• [Stated task]:
A line counts if it contains the string "государственной"; say how many such lines there are, giving only the number.

+++ Recorded data

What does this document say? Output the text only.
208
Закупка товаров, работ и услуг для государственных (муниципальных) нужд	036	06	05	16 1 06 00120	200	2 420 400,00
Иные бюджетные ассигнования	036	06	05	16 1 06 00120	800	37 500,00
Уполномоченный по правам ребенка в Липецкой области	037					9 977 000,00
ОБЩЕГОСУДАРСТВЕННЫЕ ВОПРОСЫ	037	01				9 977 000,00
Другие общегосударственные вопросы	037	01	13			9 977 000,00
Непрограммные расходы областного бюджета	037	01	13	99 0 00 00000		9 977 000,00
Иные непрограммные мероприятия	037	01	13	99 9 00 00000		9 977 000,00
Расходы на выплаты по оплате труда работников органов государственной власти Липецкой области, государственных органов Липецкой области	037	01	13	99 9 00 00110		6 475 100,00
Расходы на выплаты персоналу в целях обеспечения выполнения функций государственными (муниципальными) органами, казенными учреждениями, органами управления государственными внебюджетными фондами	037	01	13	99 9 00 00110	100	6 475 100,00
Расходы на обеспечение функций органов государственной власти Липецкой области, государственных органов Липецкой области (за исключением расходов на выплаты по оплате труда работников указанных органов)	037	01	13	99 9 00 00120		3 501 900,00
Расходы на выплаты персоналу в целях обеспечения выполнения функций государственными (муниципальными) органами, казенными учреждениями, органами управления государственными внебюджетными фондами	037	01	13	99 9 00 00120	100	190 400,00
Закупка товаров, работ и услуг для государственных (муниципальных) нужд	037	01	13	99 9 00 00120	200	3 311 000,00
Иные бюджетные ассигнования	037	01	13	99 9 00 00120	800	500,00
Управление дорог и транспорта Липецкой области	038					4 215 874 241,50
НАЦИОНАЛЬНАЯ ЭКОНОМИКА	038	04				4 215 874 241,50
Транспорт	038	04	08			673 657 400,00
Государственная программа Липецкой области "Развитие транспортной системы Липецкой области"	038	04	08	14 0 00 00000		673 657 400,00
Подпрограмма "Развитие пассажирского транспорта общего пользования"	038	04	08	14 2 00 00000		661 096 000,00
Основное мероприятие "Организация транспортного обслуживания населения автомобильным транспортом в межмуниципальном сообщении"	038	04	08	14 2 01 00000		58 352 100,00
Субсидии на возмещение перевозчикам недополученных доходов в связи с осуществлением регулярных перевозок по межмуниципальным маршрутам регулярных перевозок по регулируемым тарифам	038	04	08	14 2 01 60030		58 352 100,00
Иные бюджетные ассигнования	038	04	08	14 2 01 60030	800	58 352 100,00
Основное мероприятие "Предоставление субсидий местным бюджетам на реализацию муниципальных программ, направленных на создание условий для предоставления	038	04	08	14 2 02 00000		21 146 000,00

++++++

• [Result]:
2